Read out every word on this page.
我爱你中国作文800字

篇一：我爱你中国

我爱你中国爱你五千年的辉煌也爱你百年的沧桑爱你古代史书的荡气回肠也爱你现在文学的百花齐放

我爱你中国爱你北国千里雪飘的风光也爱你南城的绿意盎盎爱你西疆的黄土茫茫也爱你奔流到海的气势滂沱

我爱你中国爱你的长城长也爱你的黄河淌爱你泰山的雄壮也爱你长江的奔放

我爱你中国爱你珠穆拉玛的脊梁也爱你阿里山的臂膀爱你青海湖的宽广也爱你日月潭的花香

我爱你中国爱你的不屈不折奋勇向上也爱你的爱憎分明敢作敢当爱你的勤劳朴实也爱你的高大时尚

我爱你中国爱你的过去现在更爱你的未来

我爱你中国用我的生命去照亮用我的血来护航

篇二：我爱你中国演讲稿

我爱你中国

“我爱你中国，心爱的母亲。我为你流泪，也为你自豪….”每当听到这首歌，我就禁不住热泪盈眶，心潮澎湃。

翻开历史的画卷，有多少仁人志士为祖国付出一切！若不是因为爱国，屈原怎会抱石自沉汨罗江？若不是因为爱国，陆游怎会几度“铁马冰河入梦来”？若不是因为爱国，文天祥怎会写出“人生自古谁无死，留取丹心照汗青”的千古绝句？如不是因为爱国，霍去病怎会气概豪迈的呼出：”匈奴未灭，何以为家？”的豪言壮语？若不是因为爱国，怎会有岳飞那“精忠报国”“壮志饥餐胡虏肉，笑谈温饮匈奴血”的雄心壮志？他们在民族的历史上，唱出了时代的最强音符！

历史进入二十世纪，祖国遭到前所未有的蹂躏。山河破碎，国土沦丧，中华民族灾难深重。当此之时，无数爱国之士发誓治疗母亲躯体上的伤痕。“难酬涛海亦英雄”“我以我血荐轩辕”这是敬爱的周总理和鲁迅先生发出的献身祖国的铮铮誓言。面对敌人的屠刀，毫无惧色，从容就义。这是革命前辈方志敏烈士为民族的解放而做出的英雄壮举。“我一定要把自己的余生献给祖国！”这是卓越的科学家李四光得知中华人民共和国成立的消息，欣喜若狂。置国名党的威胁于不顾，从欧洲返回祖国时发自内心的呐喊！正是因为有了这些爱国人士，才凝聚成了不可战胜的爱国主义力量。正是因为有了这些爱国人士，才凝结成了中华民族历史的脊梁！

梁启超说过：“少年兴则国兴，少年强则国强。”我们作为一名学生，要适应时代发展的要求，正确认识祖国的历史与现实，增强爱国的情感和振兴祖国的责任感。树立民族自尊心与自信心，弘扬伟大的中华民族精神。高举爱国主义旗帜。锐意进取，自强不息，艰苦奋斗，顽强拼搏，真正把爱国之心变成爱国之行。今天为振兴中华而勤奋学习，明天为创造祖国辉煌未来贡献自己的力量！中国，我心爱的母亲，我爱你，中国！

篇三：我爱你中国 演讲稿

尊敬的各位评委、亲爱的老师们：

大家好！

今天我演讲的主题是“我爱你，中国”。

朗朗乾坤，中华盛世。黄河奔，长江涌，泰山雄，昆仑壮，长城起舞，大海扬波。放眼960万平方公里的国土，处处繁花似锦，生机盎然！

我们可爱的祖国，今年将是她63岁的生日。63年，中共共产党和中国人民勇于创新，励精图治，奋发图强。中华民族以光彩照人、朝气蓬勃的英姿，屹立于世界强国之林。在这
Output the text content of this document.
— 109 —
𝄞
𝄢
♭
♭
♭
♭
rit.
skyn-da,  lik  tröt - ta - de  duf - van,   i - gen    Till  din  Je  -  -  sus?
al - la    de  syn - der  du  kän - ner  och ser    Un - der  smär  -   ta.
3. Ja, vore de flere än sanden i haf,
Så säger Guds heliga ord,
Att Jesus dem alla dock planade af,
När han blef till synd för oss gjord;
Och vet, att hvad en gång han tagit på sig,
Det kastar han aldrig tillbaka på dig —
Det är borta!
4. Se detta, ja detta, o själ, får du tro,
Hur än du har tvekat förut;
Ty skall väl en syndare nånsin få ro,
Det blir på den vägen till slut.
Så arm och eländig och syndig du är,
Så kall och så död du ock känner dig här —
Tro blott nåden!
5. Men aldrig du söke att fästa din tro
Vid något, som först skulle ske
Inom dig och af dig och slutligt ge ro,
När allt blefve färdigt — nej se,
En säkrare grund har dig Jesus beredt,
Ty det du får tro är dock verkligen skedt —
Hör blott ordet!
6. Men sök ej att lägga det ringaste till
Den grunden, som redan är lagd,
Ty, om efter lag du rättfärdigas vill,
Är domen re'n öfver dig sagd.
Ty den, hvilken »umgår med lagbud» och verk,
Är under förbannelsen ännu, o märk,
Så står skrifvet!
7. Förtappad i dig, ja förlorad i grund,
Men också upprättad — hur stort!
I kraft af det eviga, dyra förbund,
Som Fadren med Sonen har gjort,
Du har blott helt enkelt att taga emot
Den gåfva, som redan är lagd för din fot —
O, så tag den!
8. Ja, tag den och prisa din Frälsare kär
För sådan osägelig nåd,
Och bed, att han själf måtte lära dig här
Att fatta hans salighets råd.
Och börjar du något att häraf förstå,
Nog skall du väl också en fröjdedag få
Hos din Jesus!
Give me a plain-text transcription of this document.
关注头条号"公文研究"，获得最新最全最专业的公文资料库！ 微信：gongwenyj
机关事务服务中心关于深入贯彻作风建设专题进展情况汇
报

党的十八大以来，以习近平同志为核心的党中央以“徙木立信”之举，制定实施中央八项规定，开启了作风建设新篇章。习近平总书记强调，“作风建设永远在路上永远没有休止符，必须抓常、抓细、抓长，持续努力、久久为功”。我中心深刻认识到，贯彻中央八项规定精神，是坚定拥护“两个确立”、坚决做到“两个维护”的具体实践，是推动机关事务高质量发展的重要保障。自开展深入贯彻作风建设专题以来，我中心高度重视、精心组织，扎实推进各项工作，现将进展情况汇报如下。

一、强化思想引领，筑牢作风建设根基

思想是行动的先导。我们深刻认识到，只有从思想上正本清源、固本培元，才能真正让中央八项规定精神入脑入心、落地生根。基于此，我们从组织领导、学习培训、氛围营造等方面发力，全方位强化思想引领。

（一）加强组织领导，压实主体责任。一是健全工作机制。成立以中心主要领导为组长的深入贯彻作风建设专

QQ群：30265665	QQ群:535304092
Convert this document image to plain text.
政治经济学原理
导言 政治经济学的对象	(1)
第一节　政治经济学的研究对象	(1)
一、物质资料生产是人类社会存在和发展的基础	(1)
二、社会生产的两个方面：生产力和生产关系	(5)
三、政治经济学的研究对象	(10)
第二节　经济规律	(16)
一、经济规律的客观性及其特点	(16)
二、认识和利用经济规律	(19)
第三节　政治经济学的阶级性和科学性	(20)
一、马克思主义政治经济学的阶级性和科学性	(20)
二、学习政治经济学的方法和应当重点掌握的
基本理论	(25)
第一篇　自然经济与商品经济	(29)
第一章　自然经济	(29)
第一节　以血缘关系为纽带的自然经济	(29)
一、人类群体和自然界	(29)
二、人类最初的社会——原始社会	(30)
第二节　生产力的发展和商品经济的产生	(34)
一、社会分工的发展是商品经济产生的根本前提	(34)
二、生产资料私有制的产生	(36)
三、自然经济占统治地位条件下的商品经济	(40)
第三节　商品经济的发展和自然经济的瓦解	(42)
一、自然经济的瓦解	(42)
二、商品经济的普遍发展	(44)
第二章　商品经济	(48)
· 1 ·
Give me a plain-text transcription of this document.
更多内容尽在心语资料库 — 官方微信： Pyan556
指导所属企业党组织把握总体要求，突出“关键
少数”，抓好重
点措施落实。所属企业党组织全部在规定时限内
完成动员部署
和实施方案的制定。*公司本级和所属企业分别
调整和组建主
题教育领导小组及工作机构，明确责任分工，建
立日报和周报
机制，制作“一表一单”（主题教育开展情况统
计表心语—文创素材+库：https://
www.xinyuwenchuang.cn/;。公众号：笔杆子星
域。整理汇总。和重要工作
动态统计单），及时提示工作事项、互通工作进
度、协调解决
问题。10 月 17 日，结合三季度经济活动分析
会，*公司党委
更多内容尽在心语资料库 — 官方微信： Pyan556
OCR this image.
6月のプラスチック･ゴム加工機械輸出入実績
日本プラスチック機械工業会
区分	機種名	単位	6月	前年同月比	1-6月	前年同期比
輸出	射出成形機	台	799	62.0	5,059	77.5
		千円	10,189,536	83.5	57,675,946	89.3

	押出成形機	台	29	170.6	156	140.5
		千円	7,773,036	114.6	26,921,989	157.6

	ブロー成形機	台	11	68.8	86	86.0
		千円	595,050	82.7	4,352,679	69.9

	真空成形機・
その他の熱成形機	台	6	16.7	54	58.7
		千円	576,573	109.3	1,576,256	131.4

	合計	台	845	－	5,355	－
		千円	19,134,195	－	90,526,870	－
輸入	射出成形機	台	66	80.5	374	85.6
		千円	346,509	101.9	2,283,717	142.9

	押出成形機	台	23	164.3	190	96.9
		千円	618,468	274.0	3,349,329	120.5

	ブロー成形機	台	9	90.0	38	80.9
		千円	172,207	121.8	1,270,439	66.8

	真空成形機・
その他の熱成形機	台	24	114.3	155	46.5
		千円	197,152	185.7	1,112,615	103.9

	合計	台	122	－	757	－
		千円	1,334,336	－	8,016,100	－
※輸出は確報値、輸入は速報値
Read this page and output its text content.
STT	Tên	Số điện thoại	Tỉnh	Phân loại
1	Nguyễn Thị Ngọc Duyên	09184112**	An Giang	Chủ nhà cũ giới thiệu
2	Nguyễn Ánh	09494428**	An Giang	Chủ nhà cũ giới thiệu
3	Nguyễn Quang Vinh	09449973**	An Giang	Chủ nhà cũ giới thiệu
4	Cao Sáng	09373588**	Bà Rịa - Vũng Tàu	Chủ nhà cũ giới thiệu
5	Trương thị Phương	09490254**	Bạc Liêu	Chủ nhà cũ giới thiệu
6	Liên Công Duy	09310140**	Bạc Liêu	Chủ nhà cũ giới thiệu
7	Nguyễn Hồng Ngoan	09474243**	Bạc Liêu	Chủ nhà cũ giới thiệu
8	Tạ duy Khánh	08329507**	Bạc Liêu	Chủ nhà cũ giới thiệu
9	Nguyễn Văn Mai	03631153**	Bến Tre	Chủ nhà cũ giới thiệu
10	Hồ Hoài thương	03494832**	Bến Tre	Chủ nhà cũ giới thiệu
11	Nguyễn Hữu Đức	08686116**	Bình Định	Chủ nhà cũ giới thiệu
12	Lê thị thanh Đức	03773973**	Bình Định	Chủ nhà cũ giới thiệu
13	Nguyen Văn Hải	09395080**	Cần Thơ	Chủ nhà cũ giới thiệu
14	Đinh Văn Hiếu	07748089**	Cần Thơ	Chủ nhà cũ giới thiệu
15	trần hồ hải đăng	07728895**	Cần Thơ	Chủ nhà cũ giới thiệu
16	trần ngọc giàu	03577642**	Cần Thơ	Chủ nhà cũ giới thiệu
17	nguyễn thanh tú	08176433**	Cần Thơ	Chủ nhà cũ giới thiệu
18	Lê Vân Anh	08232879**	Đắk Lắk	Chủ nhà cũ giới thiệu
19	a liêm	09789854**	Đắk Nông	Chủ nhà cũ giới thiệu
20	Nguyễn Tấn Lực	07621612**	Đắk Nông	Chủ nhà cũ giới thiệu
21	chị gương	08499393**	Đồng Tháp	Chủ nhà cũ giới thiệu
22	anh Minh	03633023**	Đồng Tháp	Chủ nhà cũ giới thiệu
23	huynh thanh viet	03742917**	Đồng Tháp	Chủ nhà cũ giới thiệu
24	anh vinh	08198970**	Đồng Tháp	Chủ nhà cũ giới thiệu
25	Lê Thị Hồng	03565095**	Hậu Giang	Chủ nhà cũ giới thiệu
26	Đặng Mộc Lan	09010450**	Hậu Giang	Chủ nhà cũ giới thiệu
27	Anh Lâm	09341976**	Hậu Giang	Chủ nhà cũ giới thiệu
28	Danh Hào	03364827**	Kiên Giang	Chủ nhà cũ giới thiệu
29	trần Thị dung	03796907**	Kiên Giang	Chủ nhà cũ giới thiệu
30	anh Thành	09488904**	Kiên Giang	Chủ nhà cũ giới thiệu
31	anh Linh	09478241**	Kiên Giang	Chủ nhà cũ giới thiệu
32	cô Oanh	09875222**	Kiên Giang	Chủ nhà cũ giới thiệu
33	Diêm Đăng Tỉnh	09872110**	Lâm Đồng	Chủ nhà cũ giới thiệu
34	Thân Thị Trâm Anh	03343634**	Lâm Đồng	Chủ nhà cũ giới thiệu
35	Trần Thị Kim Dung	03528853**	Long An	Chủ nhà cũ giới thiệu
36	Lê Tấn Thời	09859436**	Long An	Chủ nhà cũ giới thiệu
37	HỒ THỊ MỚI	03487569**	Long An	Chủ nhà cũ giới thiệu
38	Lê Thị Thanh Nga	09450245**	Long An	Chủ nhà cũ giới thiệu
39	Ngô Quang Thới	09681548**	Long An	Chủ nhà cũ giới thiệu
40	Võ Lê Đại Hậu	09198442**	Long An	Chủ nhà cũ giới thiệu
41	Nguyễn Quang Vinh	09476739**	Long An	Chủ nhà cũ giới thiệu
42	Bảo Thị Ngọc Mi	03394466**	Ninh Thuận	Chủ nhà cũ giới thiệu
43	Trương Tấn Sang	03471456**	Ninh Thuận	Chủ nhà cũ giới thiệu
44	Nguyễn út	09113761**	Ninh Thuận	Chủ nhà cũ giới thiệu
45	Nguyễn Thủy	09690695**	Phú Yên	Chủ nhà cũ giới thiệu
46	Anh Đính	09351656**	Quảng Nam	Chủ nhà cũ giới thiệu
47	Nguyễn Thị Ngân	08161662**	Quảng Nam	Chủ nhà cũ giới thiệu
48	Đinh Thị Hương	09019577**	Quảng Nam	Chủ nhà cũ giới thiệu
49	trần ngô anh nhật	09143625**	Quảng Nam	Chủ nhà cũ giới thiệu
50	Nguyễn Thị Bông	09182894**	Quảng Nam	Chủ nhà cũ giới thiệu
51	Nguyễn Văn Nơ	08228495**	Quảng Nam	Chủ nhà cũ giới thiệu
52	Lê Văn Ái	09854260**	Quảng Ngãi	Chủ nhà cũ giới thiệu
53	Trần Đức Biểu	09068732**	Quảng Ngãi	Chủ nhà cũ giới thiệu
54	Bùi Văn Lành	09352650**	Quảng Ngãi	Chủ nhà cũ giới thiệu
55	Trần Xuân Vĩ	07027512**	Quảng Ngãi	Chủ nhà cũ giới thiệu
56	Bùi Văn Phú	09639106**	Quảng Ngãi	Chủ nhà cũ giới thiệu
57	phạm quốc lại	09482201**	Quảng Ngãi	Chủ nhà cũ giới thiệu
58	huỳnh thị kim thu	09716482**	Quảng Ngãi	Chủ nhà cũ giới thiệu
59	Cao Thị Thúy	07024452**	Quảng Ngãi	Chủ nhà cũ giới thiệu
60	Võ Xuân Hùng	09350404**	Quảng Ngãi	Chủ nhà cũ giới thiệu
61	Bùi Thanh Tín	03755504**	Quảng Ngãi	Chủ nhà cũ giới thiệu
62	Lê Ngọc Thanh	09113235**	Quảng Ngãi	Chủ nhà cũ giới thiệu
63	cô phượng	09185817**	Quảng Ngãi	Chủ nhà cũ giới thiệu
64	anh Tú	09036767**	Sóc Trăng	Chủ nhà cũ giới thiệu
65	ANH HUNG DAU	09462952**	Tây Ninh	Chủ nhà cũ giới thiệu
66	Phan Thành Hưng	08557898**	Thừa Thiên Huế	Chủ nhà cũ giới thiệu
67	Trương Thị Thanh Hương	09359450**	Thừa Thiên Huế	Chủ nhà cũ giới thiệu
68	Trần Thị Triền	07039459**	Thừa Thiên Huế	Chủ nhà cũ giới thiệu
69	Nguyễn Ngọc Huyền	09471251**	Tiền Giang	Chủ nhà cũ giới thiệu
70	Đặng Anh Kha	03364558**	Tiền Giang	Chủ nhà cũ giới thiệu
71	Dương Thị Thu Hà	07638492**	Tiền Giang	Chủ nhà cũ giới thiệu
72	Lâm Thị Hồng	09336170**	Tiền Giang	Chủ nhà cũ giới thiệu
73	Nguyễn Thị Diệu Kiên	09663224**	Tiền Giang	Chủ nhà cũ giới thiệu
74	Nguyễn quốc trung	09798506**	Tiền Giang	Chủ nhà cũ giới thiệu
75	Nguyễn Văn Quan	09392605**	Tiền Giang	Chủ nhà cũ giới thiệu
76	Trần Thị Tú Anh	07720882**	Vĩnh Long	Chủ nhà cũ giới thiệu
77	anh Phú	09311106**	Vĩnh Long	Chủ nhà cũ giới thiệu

*Task directions*:
Show every line in the entries where the string "Kiên" occurs.

*Response to this exercise*:
28	Danh Hào	03364827**	Kiên Giang	Chủ nhà cũ giới thiệu
29	trần Thị dung	03796907**	Kiên Giang	Chủ nhà cũ giới thiệu
30	anh Thành	09488904**	Kiên Giang	Chủ nhà cũ giới thiệu
31	anh Linh	09478241**	Kiên Giang	Chủ nhà cũ giới thiệu
32	cô Oanh	09875222**	Kiên Giang	Chủ nhà cũ giới thiệu
73	Nguyễn Thị Diệu Kiên	09663224**	Tiền Giang	Chủ nhà cũ giới thiệu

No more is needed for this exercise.